→ STATED PROBLEM: Copy out the listing in full, exactly as written, but not its pictures.

→ PROVIDED ENTRIES:

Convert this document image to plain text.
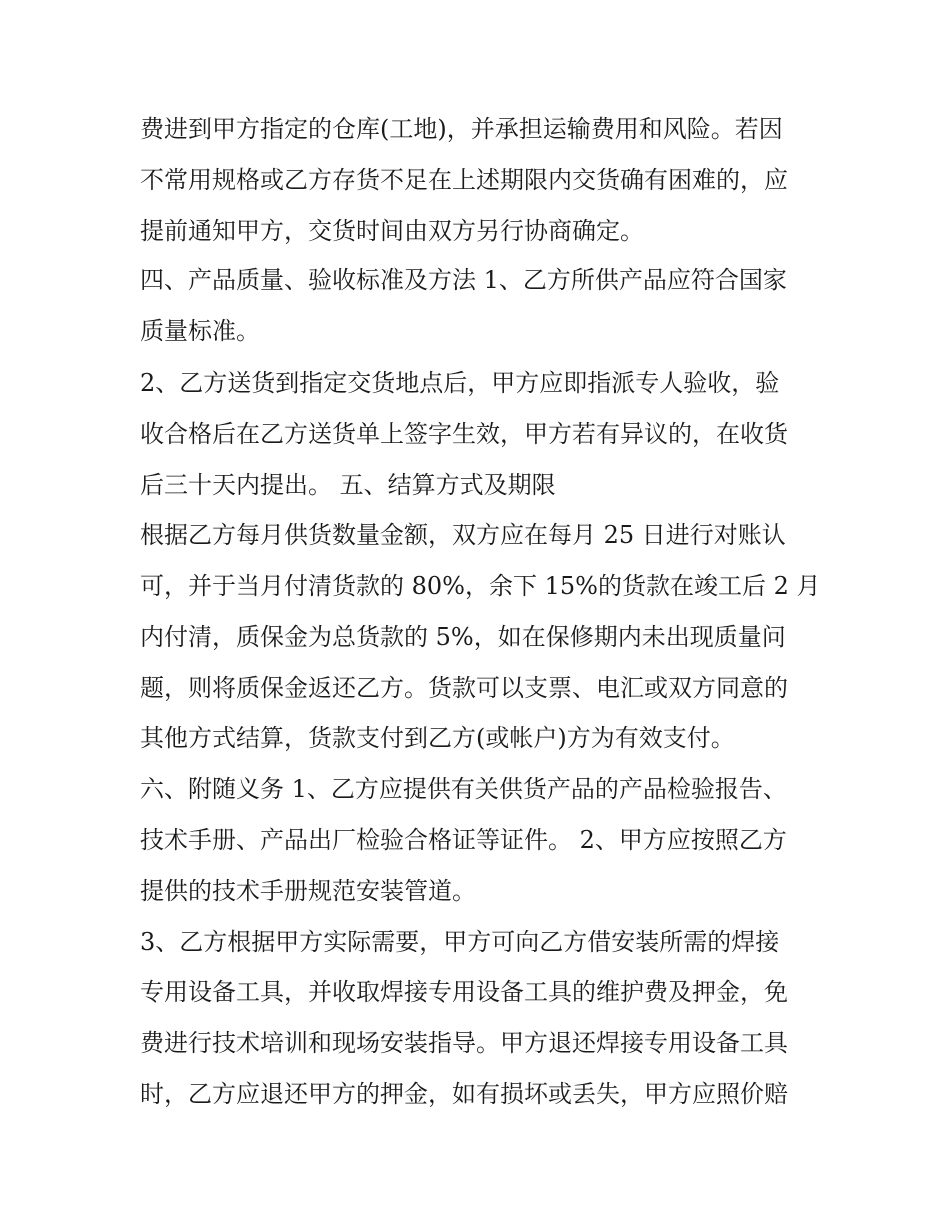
费进到甲方指定的仓库(工地)，并承担运输费用和风险。若因
不常用规格或乙方存货不足在上述期限内交货确有困难的，应
提前通知甲方，交货时间由双方另行协商确定。
四、产品质量、验收标准及方法 1、乙方所供产品应符合国家
质量标准。
2、乙方送货到指定交货地点后，甲方应即指派专人验收，验
收合格后在乙方送货单上签字生效，甲方若有异议的，在收货
后三十天内提出。 五、结算方式及期限
根据乙方每月供货数量金额，双方应在每月 25 日进行对账认
可，并于当月付清货款的 80%，余下 15%的货款在竣工后 2 月
内付清，质保金为总货款的 5%，如在保修期内未出现质量问
题，则将质保金返还乙方。货款可以支票、电汇或双方同意的
其他方式结算，货款支付到乙方(或帐户)方为有效支付。
六、附随义务 1、乙方应提供有关供货产品的产品检验报告、
技术手册、产品出厂检验合格证等证件。 2、甲方应按照乙方
提供的技术手册规范安装管道。
3、乙方根据甲方实际需要，甲方可向乙方借安装所需的焊接
专用设备工具，并收取焊接专用设备工具的维护费及押金，免
费进行技术培训和现场安装指导。甲方退还焊接专用设备工具
时，乙方应退还甲方的押金，如有损坏或丢失，甲方应照价赔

→ EXERCISE RESPONSE:
Convert this document image to plain text.
费进到甲方指定的仓库(工地)，并承担运输费用和风险。若因
不常用规格或乙方存货不足在上述期限内交货确有困难的，应
提前通知甲方，交货时间由双方另行协商确定。
四、产品质量、验收标准及方法 1、乙方所供产品应符合国家
质量标准。
2、乙方送货到指定交货地点后，甲方应即指派专人验收，验
收合格后在乙方送货单上签字生效，甲方若有异议的，在收货
后三十天内提出。 五、结算方式及期限
根据乙方每月供货数量金额，双方应在每月 25 日进行对账认
可，并于当月付清货款的 80%，余下 15%的货款在竣工后 2 月
内付清，质保金为总货款的 5%，如在保修期内未出现质量问
题，则将质保金返还乙方。货款可以支票、电汇或双方同意的
其他方式结算，货款支付到乙方(或帐户)方为有效支付。
六、附随义务 1、乙方应提供有关供货产品的产品检验报告、
技术手册、产品出厂检验合格证等证件。 2、甲方应按照乙方
提供的技术手册规范安装管道。
3、乙方根据甲方实际需要，甲方可向乙方借安装所需的焊接
专用设备工具，并收取焊接专用设备工具的维护费及押金，免
费进行技术培训和现场安装指导。甲方退还焊接专用设备工具
时，乙方应退还甲方的押金，如有损坏或丢失，甲方应照价赔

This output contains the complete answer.